----- Records shown -----
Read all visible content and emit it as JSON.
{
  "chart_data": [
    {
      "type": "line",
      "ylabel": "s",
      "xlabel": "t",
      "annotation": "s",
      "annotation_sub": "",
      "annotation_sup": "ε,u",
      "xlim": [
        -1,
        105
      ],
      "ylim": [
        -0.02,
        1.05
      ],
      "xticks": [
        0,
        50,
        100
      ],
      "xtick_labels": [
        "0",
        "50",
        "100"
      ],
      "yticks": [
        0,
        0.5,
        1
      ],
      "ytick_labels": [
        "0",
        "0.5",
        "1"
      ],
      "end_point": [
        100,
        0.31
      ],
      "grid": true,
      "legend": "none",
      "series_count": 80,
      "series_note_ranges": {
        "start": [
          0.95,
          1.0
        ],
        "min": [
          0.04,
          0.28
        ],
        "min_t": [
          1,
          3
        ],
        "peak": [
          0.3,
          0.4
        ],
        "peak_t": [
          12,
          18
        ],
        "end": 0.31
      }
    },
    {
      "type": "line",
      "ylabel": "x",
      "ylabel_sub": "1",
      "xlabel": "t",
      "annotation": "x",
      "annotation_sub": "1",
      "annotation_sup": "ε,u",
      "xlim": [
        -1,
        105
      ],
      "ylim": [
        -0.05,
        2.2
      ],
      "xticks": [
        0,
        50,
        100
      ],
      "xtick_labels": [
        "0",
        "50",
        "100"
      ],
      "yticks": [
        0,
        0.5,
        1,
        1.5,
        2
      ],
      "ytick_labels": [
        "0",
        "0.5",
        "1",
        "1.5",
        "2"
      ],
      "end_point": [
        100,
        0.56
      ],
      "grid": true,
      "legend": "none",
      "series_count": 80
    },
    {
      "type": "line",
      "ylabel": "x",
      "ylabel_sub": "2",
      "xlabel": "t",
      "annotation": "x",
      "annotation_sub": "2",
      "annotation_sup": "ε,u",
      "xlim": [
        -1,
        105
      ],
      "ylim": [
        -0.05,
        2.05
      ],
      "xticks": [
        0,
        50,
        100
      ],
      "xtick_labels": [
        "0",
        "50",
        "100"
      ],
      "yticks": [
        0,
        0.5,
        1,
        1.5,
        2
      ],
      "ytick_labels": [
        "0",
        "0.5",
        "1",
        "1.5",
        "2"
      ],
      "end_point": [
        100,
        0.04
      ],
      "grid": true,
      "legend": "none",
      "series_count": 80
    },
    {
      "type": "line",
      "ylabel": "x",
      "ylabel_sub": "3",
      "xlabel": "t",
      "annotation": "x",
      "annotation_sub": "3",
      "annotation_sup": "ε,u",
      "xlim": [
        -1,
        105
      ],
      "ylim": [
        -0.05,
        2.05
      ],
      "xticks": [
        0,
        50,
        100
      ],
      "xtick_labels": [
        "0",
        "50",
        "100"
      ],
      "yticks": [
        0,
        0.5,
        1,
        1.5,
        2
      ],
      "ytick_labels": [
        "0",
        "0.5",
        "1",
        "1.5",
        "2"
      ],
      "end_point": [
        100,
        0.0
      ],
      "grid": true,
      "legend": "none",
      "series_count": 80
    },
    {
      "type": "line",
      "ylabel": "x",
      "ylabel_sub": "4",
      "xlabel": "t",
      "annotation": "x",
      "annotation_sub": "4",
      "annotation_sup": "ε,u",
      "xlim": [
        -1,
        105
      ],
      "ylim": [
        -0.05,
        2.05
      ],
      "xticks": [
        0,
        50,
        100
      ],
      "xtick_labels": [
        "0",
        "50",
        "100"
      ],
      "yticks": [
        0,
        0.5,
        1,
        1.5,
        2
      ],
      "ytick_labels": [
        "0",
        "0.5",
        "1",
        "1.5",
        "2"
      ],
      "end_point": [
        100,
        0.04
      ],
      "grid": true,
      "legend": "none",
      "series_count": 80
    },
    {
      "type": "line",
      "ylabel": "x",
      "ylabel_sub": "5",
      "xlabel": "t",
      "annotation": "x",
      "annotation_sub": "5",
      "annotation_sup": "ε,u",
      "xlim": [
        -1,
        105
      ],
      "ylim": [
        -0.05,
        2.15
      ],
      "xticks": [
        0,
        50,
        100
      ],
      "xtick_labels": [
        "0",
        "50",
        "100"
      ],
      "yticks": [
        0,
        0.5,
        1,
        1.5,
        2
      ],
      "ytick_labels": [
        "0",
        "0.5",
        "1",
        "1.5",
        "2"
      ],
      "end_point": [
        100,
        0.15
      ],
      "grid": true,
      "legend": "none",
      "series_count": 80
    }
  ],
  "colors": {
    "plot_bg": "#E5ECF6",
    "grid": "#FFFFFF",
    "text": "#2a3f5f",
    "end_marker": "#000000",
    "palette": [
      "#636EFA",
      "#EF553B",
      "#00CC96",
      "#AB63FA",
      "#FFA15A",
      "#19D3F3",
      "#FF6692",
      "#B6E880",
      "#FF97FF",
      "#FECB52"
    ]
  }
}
-----
*Short problem*
Using the entries above, please restate each one word for word.

*Response for this exercise*
Read all visible content and emit it as JSON.
{
  "chart_data": [
    {
      "type": "line",
      "ylabel": "s",
      "xlabel": "t",
      "annotation": "s",
      "annotation_sub": "",
      "annotation_sup": "ε,u",
      "xlim": [
        -1,
        105
      ],
      "ylim": [
        -0.02,
        1.05
      ],
      "xticks": [
        0,
        50,
        100
      ],
      "xtick_labels": [
        "0",
        "50",
        "100"
      ],
      "yticks": [
        0,
        0.5,
        1
      ],
      "ytick_labels": [
        "0",
        "0.5",
        "1"
      ],
      "end_point": [
        100,
        0.31
      ],
      "grid": true,
      "legend": "none",
      "series_count": 80,
      "series_note_ranges": {
        "start": [
          0.95,
          1.0
        ],
        "min": [
          0.04,
          0.28
        ],
        "min_t": [
          1,
          3
        ],
        "peak": [
          0.3,
          0.4
        ],
        "peak_t": [
          12,
          18
        ],
        "end": 0.31
      }
    },
    {
      "type": "line",
      "ylabel": "x",
      "ylabel_sub": "1",
      "xlabel": "t",
      "annotation": "x",
      "annotation_sub": "1",
      "annotation_sup": "ε,u",
      "xlim": [
        -1,
        105
      ],
      "ylim": [
        -0.05,
        2.2
      ],
      "xticks": [
        0,
        50,
        100
      ],
      "xtick_labels": [
        "0",
        "50",
        "100"
      ],
      "yticks": [
        0,
        0.5,
        1,
        1.5,
        2
      ],
      "ytick_labels": [
        "0",
        "0.5",
        "1",
        "1.5",
        "2"
      ],
      "end_point": [
        100,
        0.56
      ],
      "grid": true,
      "legend": "none",
      "series_count": 80
    },
    {
      "type": "line",
      "ylabel": "x",
      "ylabel_sub": "2",
      "xlabel": "t",
      "annotation": "x",
      "annotation_sub": "2",
      "annotation_sup": "ε,u",
      "xlim": [
        -1,
        105
      ],
      "ylim": [
        -0.05,
        2.05
      ],
      "xticks": [
        0,
        50,
        100
      ],
      "xtick_labels": [
        "0",
        "50",
        "100"
      ],
      "yticks": [
        0,
        0.5,
        1,
        1.5,
        2
      ],
      "ytick_labels": [
        "0",
        "0.5",
        "1",
        "1.5",
        "2"
      ],
      "end_point": [
        100,
        0.04
      ],
      "grid": true,
      "legend": "none",
      "series_count": 80
    },
    {
      "type": "line",
      "ylabel": "x",
      "ylabel_sub": "3",
      "xlabel": "t",
      "annotation": "x",
      "annotation_sub": "3",
      "annotation_sup": "ε,u",
      "xlim": [
        -1,
        105
      ],
      "ylim": [
        -0.05,
        2.05
      ],
      "xticks": [
        0,
        50,
        100
      ],
      "xtick_labels": [
        "0",
        "50",
        "100"
      ],
      "yticks": [
        0,
        0.5,
        1,
        1.5,
        2
      ],
      "ytick_labels": [
        "0",
        "0.5",
        "1",
        "1.5",
        "2"
      ],
      "end_point": [
        100,
        0.0
      ],
      "grid": true,
      "legend": "none",
      "series_count": 80
    },
    {
      "type": "line",
      "ylabel": "x",
      "ylabel_sub": "4",
      "xlabel": "t",
      "annotation": "x",
      "annotation_sub": "4",
      "annotation_sup": "ε,u",
      "xlim": [
        -1,
        105
      ],
      "ylim": [
        -0.05,
        2.05
      ],
      "xticks": [
        0,
        50,
        100
      ],
      "xtick_labels": [
        "0",
        "50",
        "100"
      ],
      "yticks": [
        0,
        0.5,
        1,
        1.5,
        2
      ],
      "ytick_labels": [
        "0",
        "0.5",
        "1",
        "1.5",
        "2"
      ],
      "end_point": [
        100,
        0.04
      ],
      "grid": true,
      "legend": "none",
      "series_count": 80
    },
    {
      "type": "line",
      "ylabel": "x",
      "ylabel_sub": "5",
      "xlabel": "t",
      "annotation": "x",
      "annotation_sub": "5",
      "annotation_sup": "ε,u",
      "xlim": [
        -1,
        105
      ],
      "ylim": [
        -0.05,
        2.15
      ],
      "xticks": [
        0,
        50,
        100
      ],
      "xtick_labels": [
        "0",
        "50",
        "100"
      ],
      "yticks": [
        0,
        0.5,
        1,
        1.5,
        2
      ],
      "ytick_labels": [
        "0",
        "0.5",
        "1",
        "1.5",
        "2"
      ],
      "end_point": [
        100,
        0.15
      ],
      "grid": true,
      "legend": "none",
      "series_count": 80
    }
  ],
  "colors": {
    "plot_bg": "#E5ECF6",
    "grid": "#FFFFFF",
    "text": "#2a3f5f",
    "end_marker": "#000000",
    "palette": [
      "#636EFA",
      "#EF553B",
      "#00CC96",
      "#AB63FA",
      "#FFA15A",
      "#19D3F3",
      "#FF6692",
      "#B6E880",
      "#FF97FF",
      "#FECB52"
    ]
  }
}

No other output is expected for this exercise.